• [Problem to solve]:
List all lines of the data containing the word "Azzolina".

• [Data supplied]:
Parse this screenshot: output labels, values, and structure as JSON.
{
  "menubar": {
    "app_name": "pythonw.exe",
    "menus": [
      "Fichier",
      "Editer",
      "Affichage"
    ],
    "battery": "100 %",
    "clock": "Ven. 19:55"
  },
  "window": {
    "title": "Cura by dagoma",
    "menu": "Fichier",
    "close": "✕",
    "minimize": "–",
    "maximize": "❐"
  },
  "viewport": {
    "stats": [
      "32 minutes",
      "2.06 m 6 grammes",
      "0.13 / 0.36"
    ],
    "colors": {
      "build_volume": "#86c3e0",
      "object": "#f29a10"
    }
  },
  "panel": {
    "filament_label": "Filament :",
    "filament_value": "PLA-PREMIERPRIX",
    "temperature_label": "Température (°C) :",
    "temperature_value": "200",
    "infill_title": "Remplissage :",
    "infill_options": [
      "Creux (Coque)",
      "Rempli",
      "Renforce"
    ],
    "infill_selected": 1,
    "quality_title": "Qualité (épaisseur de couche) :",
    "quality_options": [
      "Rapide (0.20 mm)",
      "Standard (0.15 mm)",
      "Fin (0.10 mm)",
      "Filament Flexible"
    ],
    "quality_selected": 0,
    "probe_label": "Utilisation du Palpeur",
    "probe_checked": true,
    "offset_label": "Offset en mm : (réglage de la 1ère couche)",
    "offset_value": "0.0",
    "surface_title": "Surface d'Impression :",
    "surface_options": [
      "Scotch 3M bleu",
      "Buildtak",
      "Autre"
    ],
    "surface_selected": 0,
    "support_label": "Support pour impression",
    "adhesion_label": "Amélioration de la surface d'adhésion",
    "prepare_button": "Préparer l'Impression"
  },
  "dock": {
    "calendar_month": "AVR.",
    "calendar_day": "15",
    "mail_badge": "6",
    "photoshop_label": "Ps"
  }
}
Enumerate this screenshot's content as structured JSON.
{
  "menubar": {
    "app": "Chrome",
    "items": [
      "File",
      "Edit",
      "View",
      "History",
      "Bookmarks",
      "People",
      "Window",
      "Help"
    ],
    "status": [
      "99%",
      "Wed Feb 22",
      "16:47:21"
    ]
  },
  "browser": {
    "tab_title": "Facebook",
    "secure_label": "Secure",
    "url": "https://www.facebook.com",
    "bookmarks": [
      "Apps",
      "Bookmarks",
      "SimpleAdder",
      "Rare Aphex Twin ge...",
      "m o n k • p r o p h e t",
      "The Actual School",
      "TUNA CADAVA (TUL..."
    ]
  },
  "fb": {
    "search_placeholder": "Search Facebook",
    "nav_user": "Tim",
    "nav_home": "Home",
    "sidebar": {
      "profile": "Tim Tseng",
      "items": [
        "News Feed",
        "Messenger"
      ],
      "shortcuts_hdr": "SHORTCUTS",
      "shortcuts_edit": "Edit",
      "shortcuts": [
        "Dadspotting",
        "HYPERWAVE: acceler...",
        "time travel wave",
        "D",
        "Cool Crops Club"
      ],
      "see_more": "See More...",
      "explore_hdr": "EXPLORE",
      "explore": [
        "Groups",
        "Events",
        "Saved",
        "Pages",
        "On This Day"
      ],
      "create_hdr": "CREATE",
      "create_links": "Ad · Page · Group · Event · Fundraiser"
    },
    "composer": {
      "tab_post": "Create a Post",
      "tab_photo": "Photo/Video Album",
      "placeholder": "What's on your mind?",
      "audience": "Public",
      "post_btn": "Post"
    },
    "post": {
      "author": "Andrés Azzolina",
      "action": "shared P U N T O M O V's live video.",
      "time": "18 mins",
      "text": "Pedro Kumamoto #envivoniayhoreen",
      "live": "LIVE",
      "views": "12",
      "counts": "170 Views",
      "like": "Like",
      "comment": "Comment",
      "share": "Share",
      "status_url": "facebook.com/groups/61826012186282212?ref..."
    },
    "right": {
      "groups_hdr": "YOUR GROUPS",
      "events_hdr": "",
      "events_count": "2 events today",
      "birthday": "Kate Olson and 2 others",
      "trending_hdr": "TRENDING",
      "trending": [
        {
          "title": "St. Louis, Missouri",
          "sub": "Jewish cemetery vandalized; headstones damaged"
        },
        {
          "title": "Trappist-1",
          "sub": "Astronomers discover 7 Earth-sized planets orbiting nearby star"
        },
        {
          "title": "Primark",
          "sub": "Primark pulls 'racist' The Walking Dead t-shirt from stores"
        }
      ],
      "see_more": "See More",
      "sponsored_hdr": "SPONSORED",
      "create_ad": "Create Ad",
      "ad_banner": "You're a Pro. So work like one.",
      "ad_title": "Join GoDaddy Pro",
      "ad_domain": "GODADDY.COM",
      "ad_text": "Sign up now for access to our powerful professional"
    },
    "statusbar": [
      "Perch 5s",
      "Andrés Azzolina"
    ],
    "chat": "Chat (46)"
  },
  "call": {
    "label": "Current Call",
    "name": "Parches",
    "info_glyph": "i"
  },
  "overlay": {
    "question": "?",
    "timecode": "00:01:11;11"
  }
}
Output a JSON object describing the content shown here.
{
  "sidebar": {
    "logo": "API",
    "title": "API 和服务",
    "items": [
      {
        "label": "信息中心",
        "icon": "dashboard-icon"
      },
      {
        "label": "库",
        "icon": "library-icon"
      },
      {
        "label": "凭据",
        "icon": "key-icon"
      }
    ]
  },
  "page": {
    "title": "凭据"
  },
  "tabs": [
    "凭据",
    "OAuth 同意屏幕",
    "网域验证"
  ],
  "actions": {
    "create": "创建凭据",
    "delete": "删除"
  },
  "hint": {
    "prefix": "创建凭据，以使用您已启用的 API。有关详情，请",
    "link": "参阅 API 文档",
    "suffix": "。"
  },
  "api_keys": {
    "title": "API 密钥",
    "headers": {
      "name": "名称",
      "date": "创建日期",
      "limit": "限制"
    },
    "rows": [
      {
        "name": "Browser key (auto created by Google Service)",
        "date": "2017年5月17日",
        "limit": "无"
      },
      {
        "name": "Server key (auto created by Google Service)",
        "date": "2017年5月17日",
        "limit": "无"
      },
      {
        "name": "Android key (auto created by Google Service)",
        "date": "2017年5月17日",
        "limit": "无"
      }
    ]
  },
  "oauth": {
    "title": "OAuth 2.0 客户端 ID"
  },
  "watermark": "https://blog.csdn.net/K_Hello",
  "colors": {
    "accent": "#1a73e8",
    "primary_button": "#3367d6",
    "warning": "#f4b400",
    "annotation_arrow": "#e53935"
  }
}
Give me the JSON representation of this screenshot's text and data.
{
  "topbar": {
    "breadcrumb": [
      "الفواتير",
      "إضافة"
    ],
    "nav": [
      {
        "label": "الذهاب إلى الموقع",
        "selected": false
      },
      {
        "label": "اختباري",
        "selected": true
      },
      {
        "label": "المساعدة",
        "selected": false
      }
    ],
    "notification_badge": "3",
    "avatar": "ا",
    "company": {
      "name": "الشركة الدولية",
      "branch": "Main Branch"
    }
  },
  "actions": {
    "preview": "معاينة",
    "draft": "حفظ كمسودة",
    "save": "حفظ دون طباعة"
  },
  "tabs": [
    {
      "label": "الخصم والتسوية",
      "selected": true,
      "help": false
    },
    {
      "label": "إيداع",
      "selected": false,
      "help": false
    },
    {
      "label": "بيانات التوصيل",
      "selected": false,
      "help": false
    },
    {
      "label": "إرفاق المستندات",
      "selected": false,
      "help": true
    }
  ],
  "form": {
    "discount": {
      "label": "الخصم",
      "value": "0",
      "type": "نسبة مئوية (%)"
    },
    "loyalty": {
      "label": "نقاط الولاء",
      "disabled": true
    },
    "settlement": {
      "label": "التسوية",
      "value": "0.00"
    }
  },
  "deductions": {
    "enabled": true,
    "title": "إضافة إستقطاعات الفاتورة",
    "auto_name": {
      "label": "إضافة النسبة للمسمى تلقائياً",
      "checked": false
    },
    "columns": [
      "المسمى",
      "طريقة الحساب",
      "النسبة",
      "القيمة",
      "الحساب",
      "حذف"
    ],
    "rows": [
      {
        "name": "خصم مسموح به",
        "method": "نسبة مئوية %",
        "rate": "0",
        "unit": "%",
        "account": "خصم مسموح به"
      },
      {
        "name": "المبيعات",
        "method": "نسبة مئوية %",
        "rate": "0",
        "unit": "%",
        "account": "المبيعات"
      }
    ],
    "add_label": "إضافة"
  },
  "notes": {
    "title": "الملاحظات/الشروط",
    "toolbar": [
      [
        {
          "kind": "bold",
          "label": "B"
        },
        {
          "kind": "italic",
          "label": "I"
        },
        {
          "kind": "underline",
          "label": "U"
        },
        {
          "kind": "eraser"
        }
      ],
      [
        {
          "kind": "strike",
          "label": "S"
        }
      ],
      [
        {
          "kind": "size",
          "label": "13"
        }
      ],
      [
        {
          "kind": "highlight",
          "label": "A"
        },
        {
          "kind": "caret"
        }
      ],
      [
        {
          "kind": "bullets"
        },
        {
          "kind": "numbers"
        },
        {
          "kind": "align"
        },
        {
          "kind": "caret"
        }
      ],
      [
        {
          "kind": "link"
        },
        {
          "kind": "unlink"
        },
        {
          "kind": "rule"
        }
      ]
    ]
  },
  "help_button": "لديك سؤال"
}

• [Response to the exercise]:
      "author": "Andrés Azzolina",
      "Andrés Azzolina"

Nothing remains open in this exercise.